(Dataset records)
start
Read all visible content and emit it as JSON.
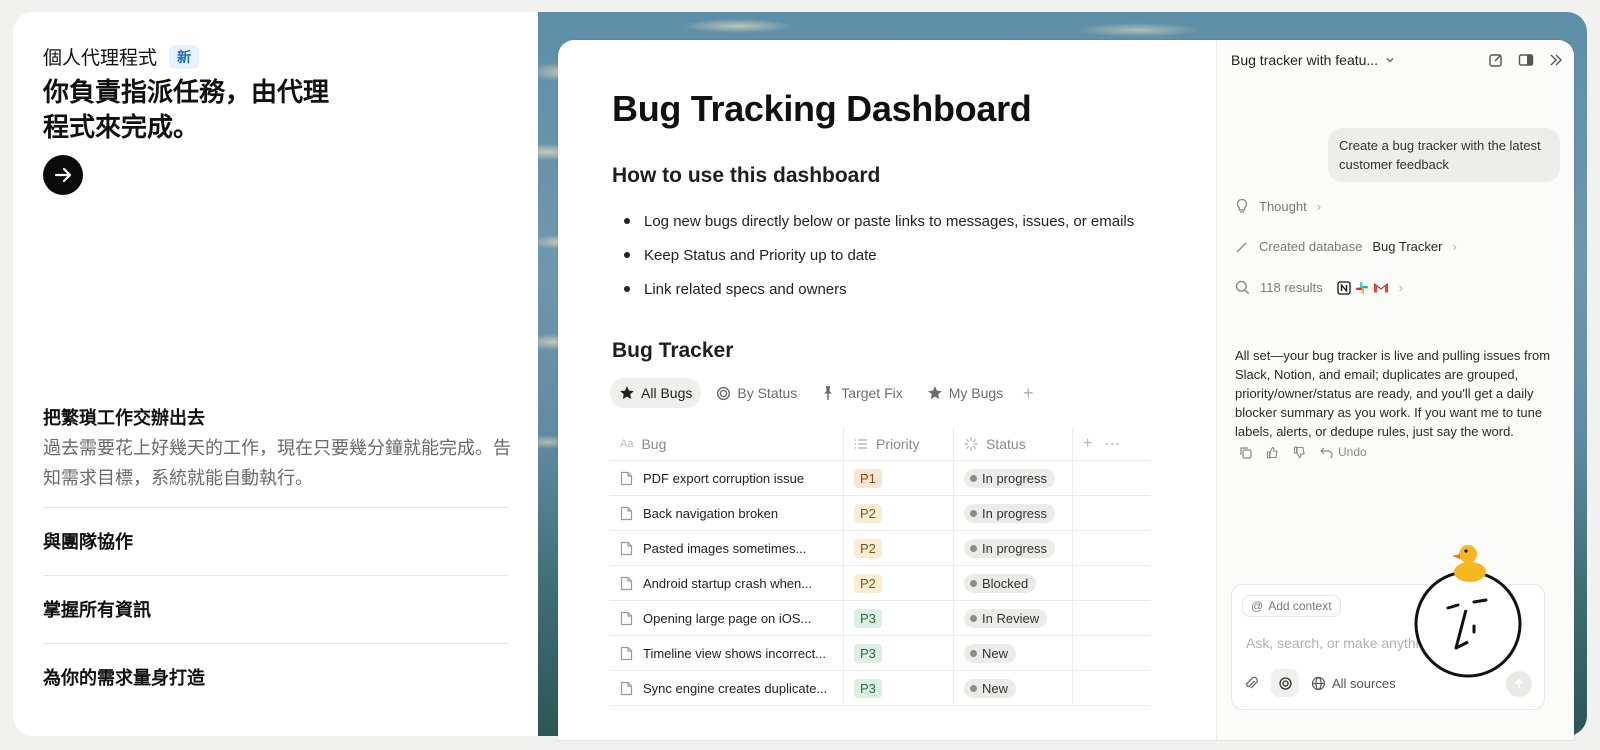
{
  "marketing": {
    "eyebrow": "個人代理程式",
    "badge": "新",
    "headline": "你負責指派任務，由代理程式來完成。",
    "feature": {
      "title": "把繁瑣工作交辦出去",
      "desc": "過去需要花上好幾天的工作，現在只要幾分鐘就能完成。告知需求目標，系統就能自動執行。"
    },
    "rows": [
      "與團隊協作",
      "掌握所有資訊",
      "為你的需求量身打造"
    ]
  },
  "doc": {
    "title": "Bug Tracking Dashboard",
    "howto_title": "How to use this dashboard",
    "howto": [
      "Log new bugs directly below or paste links to messages, issues, or emails",
      "Keep Status and Priority up to date",
      "Link related specs and owners"
    ],
    "tracker_title": "Bug Tracker",
    "views": [
      {
        "label": "All Bugs",
        "icon": "star-icon",
        "active": true
      },
      {
        "label": "By Status",
        "icon": "target-icon",
        "active": false
      },
      {
        "label": "Target Fix",
        "icon": "pin-icon",
        "active": false
      },
      {
        "label": "My Bugs",
        "icon": "star-icon",
        "active": false
      }
    ],
    "columns": {
      "bug": "Bug",
      "bug_glyph": "Aa",
      "priority": "Priority",
      "status": "Status"
    },
    "rows": [
      {
        "bug": "PDF export corruption issue",
        "priority": "P1",
        "status": "In progress"
      },
      {
        "bug": "Back navigation broken",
        "priority": "P2",
        "status": "In progress"
      },
      {
        "bug": "Pasted images sometimes...",
        "priority": "P2",
        "status": "In progress"
      },
      {
        "bug": "Android startup crash when...",
        "priority": "P2",
        "status": "Blocked"
      },
      {
        "bug": "Opening large page on iOS...",
        "priority": "P3",
        "status": "In Review"
      },
      {
        "bug": "Timeline view shows incorrect...",
        "priority": "P3",
        "status": "New"
      },
      {
        "bug": "Sync engine creates duplicate...",
        "priority": "P3",
        "status": "New"
      }
    ]
  },
  "chat": {
    "title": "Bug tracker with featu...",
    "user_message": "Create a bug tracker with the latest customer feedback",
    "thought": "Thought",
    "created_prefix": "Created database",
    "created_name": "Bug Tracker",
    "results": "118 results",
    "answer": "All set—your bug tracker is live and pulling issues from Slack, Notion, and email; duplicates are grouped, priority/owner/status are ready, and you'll get a daily blocker summary as you work. If you want me to tune labels, alerts, or dedupe rules, just say the word.",
    "undo": "Undo",
    "add_context": "Add context",
    "placeholder": "Ask, search, or make anything...",
    "all_sources": "All sources"
  }
}
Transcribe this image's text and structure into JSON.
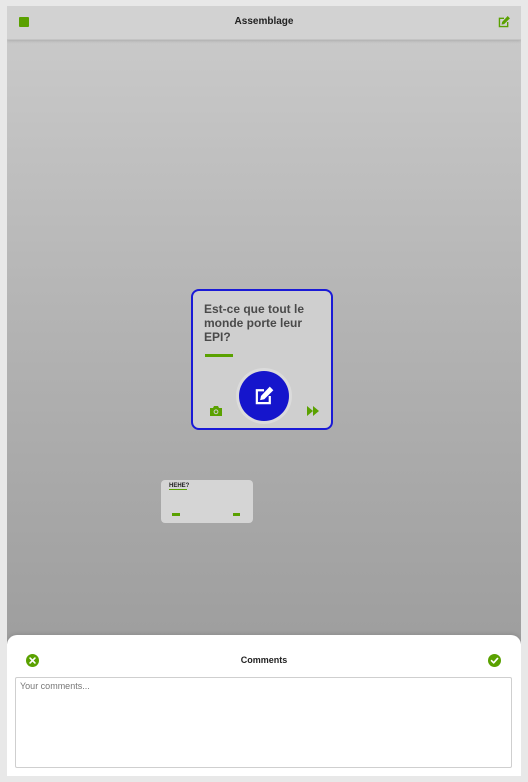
{
  "header": {
    "title": "Assemblage",
    "stop_icon": "stop-icon",
    "edit_icon": "edit-icon"
  },
  "card": {
    "question": "Est-ce que tout le monde porte leur EPI?",
    "camera_icon": "camera-icon",
    "edit_icon": "edit-icon",
    "next_icon": "fast-forward-icon"
  },
  "mini_card": {
    "text": "HEHE?"
  },
  "comments": {
    "title": "Comments",
    "placeholder": "Your comments...",
    "value": "",
    "cancel_icon": "close-circle-icon",
    "confirm_icon": "check-circle-icon"
  },
  "colors": {
    "accent_green": "#5aa100",
    "card_border_blue": "#1a1ad6",
    "edit_button_blue": "#1515cc",
    "topbar_gray": "#d2d2d2"
  }
}
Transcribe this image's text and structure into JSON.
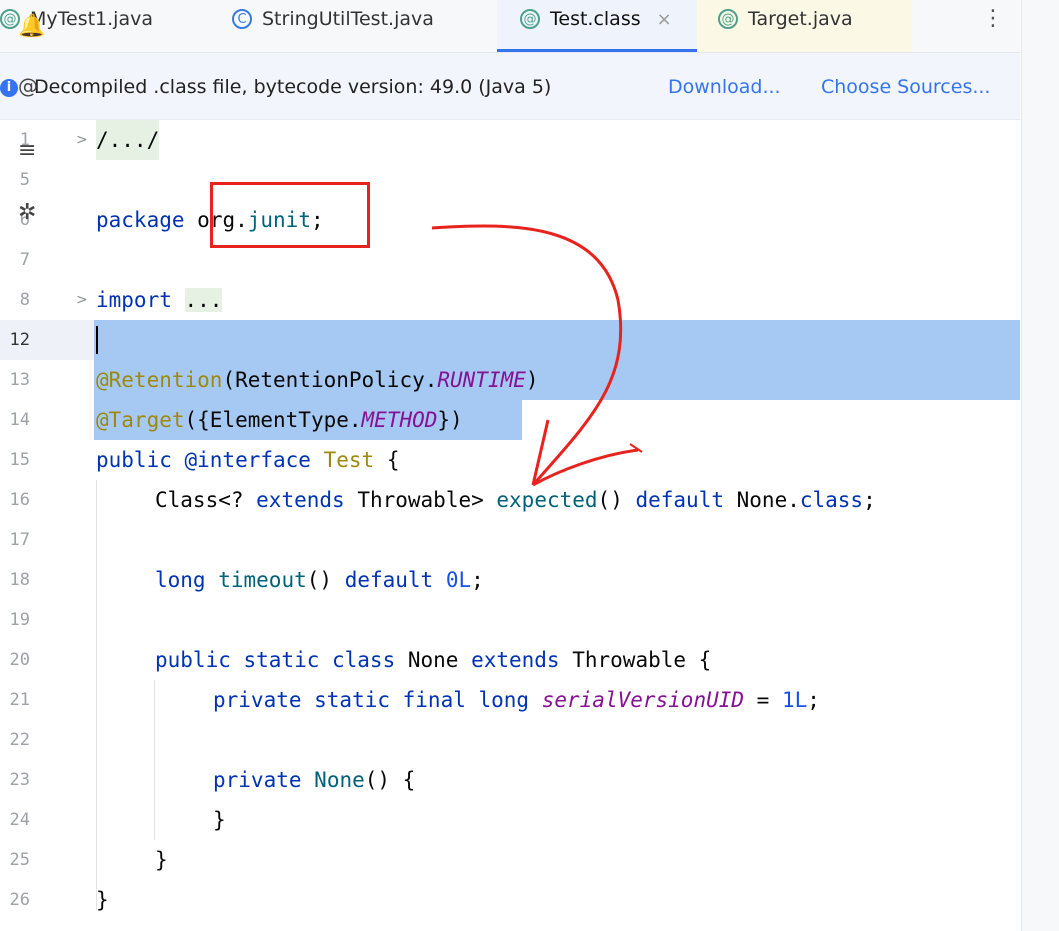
end
» What you should do: Repeat all the records above exactly, leaving out any pictures.

» Reply:
Read all visible content and emit it as JSON.
{
  "marketing": {
    "eyebrow": "個人代理程式",
    "badge": "新",
    "headline": "你負責指派任務，由代理程式來完成。",
    "feature": {
      "title": "把繁瑣工作交辦出去",
      "desc": "過去需要花上好幾天的工作，現在只要幾分鐘就能完成。告知需求目標，系統就能自動執行。"
    },
    "rows": [
      "與團隊協作",
      "掌握所有資訊",
      "為你的需求量身打造"
    ]
  },
  "doc": {
    "title": "Bug Tracking Dashboard",
    "howto_title": "How to use this dashboard",
    "howto": [
      "Log new bugs directly below or paste links to messages, issues, or emails",
      "Keep Status and Priority up to date",
      "Link related specs and owners"
    ],
    "tracker_title": "Bug Tracker",
    "views": [
      {
        "label": "All Bugs",
        "icon": "star-icon",
        "active": true
      },
      {
        "label": "By Status",
        "icon": "target-icon",
        "active": false
      },
      {
        "label": "Target Fix",
        "icon": "pin-icon",
        "active": false
      },
      {
        "label": "My Bugs",
        "icon": "star-icon",
        "active": false
      }
    ],
    "columns": {
      "bug": "Bug",
      "bug_glyph": "Aa",
      "priority": "Priority",
      "status": "Status"
    },
    "rows": [
      {
        "bug": "PDF export corruption issue",
        "priority": "P1",
        "status": "In progress"
      },
      {
        "bug": "Back navigation broken",
        "priority": "P2",
        "status": "In progress"
      },
      {
        "bug": "Pasted images sometimes...",
        "priority": "P2",
        "status": "In progress"
      },
      {
        "bug": "Android startup crash when...",
        "priority": "P2",
        "status": "Blocked"
      },
      {
        "bug": "Opening large page on iOS...",
        "priority": "P3",
        "status": "In Review"
      },
      {
        "bug": "Timeline view shows incorrect...",
        "priority": "P3",
        "status": "New"
      },
      {
        "bug": "Sync engine creates duplicate...",
        "priority": "P3",
        "status": "New"
      }
    ]
  },
  "chat": {
    "title": "Bug tracker with featu...",
    "user_message": "Create a bug tracker with the latest customer feedback",
    "thought": "Thought",
    "created_prefix": "Created database",
    "created_name": "Bug Tracker",
    "results": "118 results",
    "answer": "All set—your bug tracker is live and pulling issues from Slack, Notion, and email; duplicates are grouped, priority/owner/status are ready, and you'll get a daily blocker summary as you work. If you want me to tune labels, alerts, or dedupe rules, just say the word.",
    "undo": "Undo",
    "add_context": "Add context",
    "placeholder": "Ask, search, or make anything...",
    "all_sources": "All sources"
  }
}
Transcribe this image's text and structure into JSON.
{
  "header": {
    "title": "Assemblage",
    "stop_icon": "stop-icon",
    "edit_icon": "edit-icon"
  },
  "card": {
    "question": "Est-ce que tout le monde porte leur EPI?",
    "camera_icon": "camera-icon",
    "edit_icon": "edit-icon",
    "next_icon": "fast-forward-icon"
  },
  "mini_card": {
    "text": "HEHE?"
  },
  "comments": {
    "title": "Comments",
    "placeholder": "Your comments...",
    "value": "",
    "cancel_icon": "close-circle-icon",
    "confirm_icon": "check-circle-icon"
  },
  "colors": {
    "accent_green": "#5aa100",
    "card_border_blue": "#1a1ad6",
    "edit_button_blue": "#1515cc",
    "topbar_gray": "#d2d2d2"
  }
}
Transcribe this image's text and structure into JSON.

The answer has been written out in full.